• [Given task] Provide the count of lines that hold "request" and no other output.

(Stored records)
▬▬▬

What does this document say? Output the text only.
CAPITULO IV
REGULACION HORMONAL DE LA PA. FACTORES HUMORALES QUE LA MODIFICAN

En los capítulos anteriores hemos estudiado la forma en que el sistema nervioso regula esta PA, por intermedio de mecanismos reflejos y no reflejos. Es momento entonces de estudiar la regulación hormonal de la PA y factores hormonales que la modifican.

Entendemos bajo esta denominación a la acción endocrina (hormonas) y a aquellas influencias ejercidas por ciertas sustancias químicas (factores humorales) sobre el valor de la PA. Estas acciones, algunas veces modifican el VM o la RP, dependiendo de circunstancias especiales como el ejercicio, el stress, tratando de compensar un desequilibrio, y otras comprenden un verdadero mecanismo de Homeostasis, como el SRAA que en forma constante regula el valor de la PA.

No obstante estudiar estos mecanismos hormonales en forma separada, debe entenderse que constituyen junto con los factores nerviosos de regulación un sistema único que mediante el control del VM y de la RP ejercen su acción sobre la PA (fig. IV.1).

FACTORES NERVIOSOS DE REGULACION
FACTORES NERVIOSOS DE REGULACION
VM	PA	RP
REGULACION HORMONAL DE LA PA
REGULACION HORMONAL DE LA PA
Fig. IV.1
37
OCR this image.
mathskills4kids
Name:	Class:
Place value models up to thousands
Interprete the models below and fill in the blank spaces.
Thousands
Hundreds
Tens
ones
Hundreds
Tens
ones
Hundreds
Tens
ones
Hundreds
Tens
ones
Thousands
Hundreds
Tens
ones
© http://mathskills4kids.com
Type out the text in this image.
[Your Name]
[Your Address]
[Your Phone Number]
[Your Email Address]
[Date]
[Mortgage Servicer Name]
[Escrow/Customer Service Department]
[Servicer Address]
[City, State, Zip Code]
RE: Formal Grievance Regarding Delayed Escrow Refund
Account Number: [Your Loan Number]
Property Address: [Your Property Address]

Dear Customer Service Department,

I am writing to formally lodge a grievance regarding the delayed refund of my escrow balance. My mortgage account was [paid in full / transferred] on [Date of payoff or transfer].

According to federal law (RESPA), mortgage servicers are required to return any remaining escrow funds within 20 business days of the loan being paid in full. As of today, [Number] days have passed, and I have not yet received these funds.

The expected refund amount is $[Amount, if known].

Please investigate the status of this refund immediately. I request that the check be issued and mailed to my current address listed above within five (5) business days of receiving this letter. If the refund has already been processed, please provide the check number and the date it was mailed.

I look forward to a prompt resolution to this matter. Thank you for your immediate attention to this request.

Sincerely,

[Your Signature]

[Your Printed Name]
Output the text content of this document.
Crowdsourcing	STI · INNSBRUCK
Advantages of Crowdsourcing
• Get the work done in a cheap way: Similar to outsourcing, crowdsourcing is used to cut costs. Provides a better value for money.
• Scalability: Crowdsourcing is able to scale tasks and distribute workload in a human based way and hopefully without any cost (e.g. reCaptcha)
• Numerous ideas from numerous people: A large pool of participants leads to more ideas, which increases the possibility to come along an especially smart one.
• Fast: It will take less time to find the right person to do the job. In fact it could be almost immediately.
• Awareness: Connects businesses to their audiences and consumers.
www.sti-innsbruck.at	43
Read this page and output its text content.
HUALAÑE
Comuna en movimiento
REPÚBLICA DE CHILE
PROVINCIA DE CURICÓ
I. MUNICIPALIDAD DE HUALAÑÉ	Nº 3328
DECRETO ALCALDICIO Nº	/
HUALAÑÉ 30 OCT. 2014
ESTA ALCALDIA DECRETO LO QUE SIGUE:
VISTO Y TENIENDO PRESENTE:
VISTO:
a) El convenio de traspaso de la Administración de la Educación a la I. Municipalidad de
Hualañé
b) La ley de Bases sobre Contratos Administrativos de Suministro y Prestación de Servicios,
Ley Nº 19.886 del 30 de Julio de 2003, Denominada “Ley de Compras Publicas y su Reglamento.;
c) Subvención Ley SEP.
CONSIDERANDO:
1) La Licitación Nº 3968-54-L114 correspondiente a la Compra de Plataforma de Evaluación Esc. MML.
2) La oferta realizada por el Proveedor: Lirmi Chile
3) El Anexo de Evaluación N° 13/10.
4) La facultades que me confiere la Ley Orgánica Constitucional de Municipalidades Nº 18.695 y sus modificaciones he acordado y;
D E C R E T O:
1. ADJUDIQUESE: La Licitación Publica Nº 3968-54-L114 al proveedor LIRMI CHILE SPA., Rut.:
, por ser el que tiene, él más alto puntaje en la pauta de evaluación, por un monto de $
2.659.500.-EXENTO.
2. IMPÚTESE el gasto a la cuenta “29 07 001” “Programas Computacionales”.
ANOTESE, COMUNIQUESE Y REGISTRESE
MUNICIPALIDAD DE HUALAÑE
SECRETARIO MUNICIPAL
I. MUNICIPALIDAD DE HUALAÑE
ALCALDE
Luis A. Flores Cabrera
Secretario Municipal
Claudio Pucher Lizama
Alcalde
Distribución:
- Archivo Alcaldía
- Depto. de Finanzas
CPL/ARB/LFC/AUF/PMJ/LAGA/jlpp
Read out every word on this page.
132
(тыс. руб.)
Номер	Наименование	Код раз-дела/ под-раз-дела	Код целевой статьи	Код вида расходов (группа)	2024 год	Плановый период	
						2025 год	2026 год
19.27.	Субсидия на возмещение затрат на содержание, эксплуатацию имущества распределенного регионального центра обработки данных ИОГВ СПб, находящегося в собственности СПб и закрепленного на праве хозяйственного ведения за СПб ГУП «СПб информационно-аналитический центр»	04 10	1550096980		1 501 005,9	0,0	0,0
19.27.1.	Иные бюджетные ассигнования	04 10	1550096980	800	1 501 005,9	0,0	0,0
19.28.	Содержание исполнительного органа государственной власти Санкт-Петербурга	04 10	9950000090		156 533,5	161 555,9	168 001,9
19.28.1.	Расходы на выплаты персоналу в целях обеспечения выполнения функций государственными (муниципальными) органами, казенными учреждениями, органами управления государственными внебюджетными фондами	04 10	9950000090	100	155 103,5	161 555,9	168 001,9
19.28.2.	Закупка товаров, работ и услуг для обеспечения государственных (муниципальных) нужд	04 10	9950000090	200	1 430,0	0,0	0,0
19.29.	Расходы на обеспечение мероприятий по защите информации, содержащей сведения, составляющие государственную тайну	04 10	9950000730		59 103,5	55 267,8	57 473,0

▬▬▬

• [Written answer] 2